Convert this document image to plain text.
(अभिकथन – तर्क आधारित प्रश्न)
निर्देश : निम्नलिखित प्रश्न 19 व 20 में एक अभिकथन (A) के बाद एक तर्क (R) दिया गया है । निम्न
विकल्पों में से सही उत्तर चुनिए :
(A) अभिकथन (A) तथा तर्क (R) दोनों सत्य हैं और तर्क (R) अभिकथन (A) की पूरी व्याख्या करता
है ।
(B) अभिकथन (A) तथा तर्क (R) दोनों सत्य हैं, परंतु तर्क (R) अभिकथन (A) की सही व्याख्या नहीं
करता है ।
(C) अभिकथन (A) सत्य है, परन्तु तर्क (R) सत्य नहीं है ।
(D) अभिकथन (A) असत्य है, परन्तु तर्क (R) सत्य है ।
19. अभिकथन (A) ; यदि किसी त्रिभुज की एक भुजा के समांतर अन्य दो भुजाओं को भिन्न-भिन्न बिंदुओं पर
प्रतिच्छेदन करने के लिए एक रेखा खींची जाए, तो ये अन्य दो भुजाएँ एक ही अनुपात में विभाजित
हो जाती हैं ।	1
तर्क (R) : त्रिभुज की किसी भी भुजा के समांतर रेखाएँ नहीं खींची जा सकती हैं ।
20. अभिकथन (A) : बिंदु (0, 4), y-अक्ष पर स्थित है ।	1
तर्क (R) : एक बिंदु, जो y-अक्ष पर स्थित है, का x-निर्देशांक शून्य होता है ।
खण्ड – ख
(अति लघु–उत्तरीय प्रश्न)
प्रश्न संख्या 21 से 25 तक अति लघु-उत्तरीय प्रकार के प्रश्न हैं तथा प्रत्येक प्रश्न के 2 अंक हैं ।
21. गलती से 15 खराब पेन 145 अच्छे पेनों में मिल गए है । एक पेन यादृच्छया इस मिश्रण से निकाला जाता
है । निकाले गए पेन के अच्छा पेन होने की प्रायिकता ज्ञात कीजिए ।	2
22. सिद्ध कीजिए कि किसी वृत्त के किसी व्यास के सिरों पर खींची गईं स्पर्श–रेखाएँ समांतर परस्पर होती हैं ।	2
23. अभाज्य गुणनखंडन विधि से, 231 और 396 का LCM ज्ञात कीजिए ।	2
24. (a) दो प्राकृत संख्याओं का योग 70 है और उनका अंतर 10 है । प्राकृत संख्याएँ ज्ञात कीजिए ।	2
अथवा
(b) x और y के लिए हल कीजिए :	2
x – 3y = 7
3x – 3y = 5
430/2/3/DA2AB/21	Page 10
□ □ □ □
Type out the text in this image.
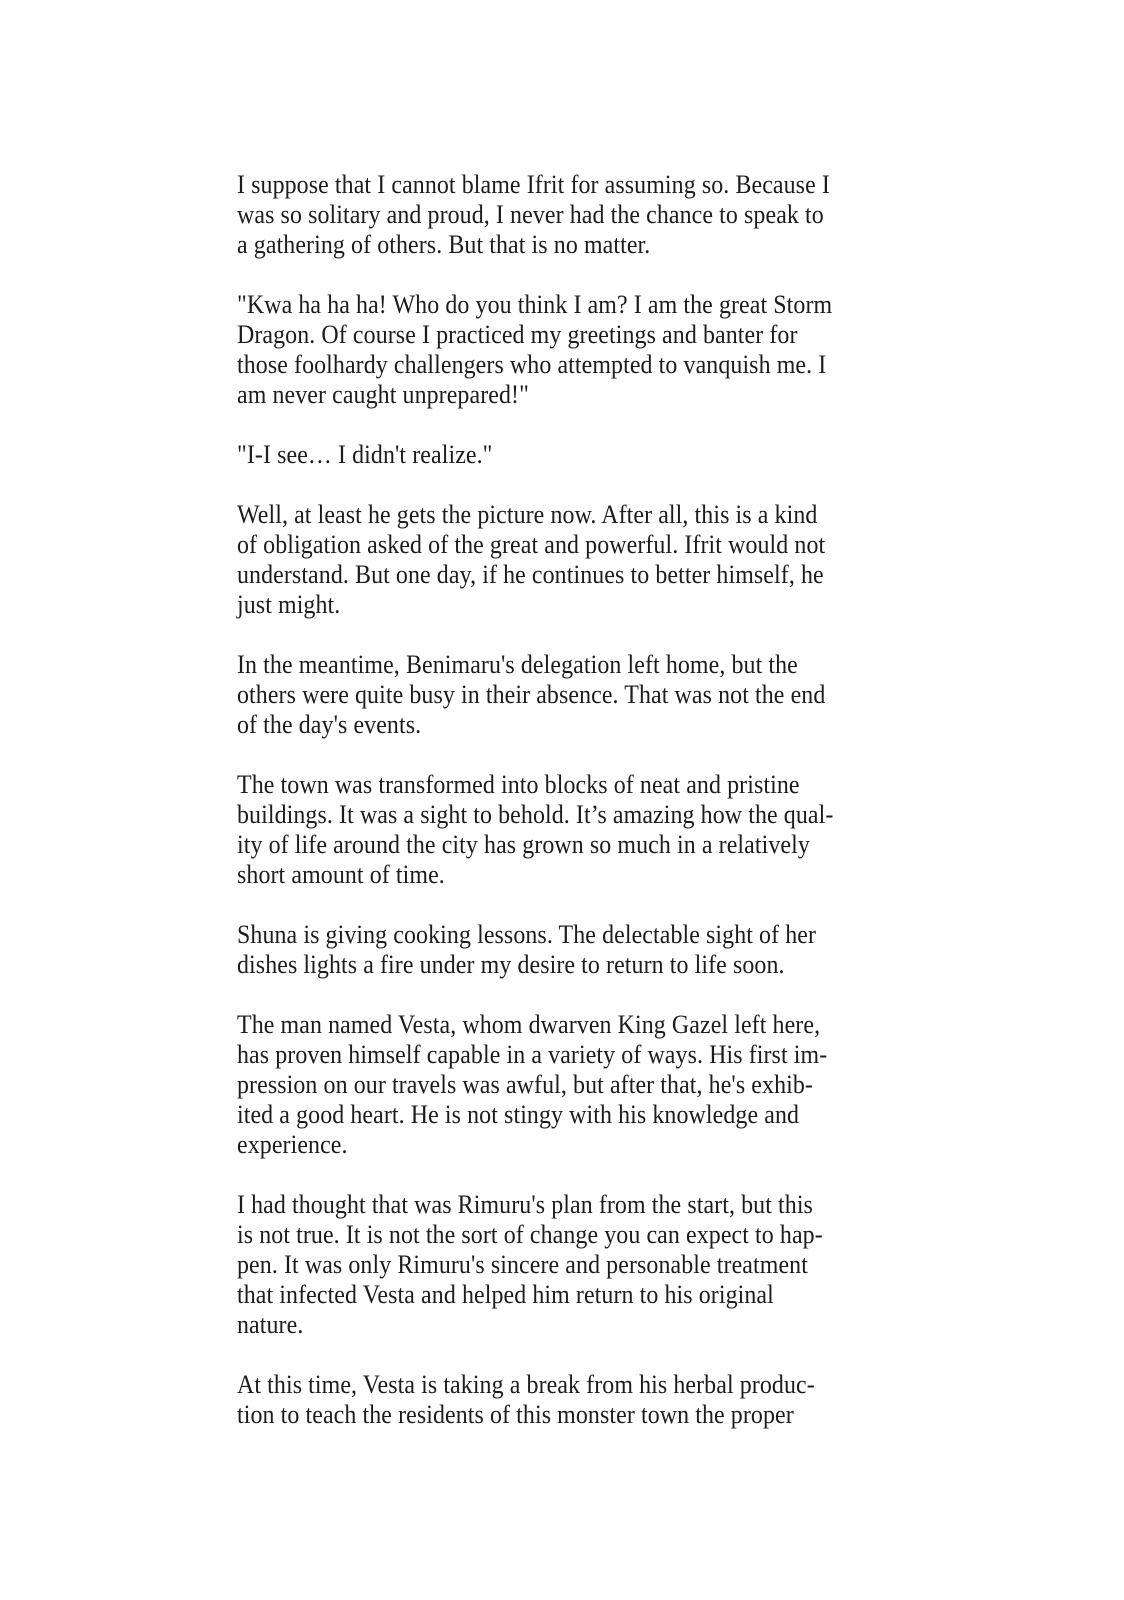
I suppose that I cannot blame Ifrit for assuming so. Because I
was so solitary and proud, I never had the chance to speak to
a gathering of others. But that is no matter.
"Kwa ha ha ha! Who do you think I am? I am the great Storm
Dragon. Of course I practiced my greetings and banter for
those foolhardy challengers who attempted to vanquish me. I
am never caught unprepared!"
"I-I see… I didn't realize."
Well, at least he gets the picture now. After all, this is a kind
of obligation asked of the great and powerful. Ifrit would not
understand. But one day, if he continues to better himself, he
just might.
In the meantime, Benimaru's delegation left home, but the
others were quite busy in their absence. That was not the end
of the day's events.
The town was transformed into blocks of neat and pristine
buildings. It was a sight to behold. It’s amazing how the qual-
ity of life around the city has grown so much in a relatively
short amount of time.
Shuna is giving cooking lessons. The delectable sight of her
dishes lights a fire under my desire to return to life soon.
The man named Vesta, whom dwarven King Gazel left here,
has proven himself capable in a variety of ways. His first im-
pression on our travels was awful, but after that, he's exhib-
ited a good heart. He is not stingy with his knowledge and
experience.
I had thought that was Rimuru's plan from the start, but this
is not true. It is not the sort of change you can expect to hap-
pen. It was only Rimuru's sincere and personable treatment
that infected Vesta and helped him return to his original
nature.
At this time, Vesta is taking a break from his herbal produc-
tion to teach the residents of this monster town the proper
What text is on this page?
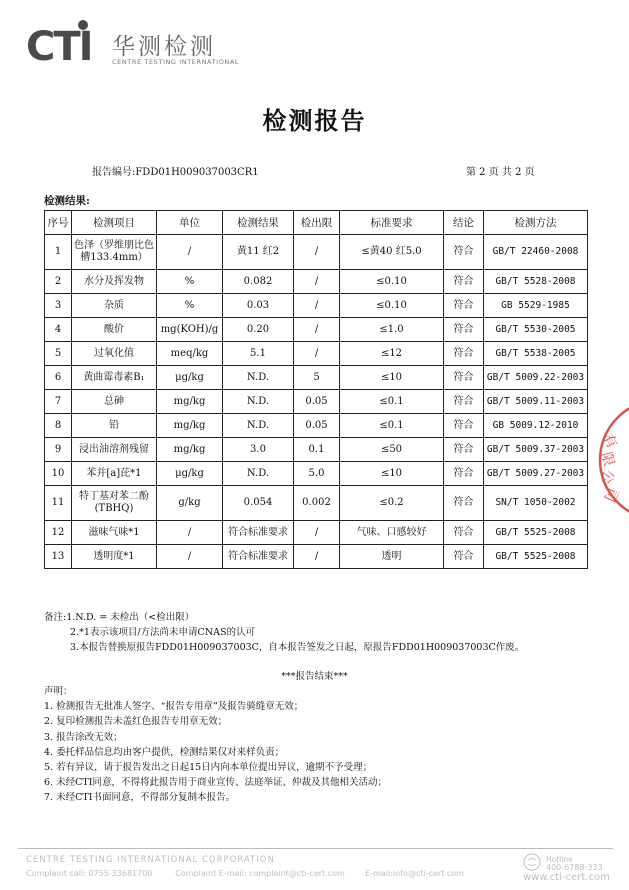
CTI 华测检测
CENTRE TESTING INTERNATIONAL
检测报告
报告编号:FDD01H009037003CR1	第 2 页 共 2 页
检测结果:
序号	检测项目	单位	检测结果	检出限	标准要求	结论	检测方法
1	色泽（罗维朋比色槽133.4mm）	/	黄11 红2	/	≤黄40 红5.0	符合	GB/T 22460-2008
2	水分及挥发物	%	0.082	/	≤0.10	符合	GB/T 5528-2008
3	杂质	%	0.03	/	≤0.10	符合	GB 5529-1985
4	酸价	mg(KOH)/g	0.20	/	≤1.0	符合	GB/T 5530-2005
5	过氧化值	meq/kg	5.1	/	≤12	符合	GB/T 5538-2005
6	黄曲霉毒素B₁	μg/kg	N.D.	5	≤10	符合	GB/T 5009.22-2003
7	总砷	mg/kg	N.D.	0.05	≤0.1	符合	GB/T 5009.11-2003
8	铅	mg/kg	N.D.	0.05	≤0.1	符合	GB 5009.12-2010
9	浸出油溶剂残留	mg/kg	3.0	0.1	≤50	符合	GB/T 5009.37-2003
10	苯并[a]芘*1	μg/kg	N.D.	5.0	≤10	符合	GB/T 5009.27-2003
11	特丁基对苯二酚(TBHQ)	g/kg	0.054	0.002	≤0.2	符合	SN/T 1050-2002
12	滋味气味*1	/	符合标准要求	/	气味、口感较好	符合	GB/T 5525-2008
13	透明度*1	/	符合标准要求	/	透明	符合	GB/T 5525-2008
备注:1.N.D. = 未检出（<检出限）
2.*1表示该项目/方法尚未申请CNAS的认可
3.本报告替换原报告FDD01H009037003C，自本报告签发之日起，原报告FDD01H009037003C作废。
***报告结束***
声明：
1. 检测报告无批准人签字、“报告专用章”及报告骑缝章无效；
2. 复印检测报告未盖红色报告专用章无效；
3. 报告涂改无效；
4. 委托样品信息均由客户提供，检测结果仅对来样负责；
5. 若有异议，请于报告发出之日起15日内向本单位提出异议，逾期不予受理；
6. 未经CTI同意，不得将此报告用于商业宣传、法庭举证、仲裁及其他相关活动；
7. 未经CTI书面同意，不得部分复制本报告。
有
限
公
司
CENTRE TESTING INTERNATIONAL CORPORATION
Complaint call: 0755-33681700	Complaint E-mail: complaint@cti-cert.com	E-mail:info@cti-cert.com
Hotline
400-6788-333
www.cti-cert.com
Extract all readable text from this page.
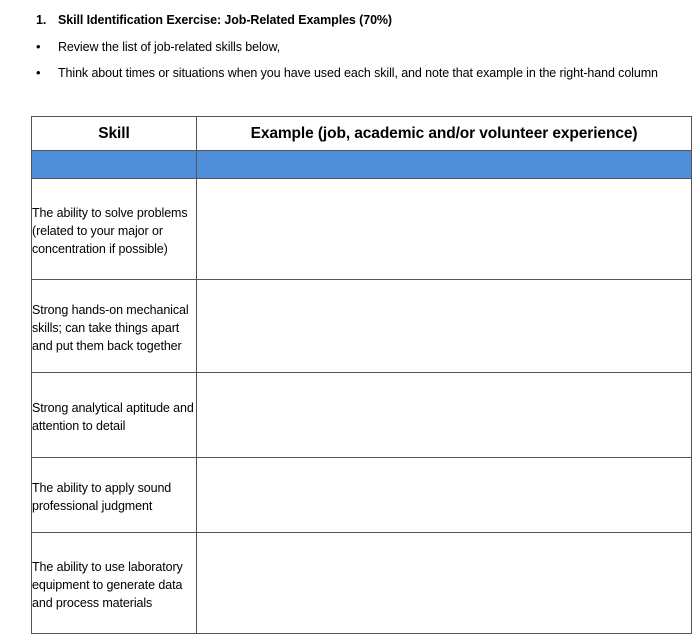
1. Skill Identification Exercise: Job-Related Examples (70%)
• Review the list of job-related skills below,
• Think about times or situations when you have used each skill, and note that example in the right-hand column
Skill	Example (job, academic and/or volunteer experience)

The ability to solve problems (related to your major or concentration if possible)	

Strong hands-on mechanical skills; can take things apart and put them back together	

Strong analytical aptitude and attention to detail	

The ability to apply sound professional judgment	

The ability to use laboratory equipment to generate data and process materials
□ □ □ □
- [EXERCISE PROMPT]: Only lines with the string "符合标准要求" belong in your answer; copy each one.

- [FINAL RESULT]:
12	滋味气味*1	/	符合标准要求	/	气味、口感较好	符合	GB/T 5525-2008
13	透明度*1	/	符合标准要求	/	透明	符合	GB/T 5525-2008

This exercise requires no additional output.